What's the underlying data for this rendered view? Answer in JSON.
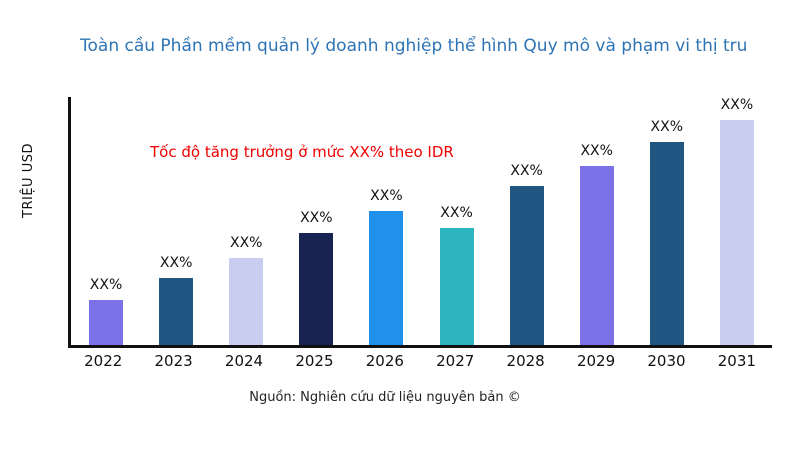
{
  "title": "Toàn cầu Phần mềm quản lý doanh nghiệp thể hình Quy mô và phạm vi thị tru",
  "annotation": "Tốc độ tăng trưởng ở mức XX% theo IDR",
  "ylabel": "TRIỆU USD",
  "source": "Nguồn: Nghiên cứu dữ liệu nguyên bản ©",
  "colors": {
    "title": "#2e74b5",
    "annotation": "#f00000",
    "axis": "#111111"
  },
  "chart_data": {
    "type": "bar",
    "title": "Toàn cầu Phần mềm quản lý doanh nghiệp thể hình Quy mô và phạm vi thị tru",
    "xlabel": "",
    "ylabel": "TRIỆU USD",
    "categories": [
      "2022",
      "2023",
      "2024",
      "2025",
      "2026",
      "2027",
      "2028",
      "2029",
      "2030",
      "2031"
    ],
    "values": [
      18,
      27,
      35,
      45,
      54,
      47,
      64,
      72,
      82,
      91
    ],
    "ylim": [
      0,
      100
    ],
    "values_note": "relative bar heights in % of plot height; actual values masked as XX% in source image",
    "bar_labels": [
      "XX%",
      "XX%",
      "XX%",
      "XX%",
      "XX%",
      "XX%",
      "XX%",
      "XX%",
      "XX%",
      "XX%"
    ],
    "colors": [
      "#7b72e8",
      "#1f5782",
      "#c9cef0",
      "#182352",
      "#2090ea",
      "#2cb5be",
      "#1f5782",
      "#7b72e8",
      "#1f5782",
      "#c9cef0"
    ],
    "grid": false,
    "legend": "none",
    "annotation": "Tốc độ tăng trưởng ở mức XX% theo IDR"
  }
}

# Written request
Which lines contain the word "title"? Return each of them.

# Right answer
  "title": "Toàn cầu Phần mềm quản lý doanh nghiệp thể hình Quy mô và phạm vi thị tru",
    "title": "#2e74b5",
    "title": "Toàn cầu Phần mềm quản lý doanh nghiệp thể hình Quy mô và phạm vi thị tru",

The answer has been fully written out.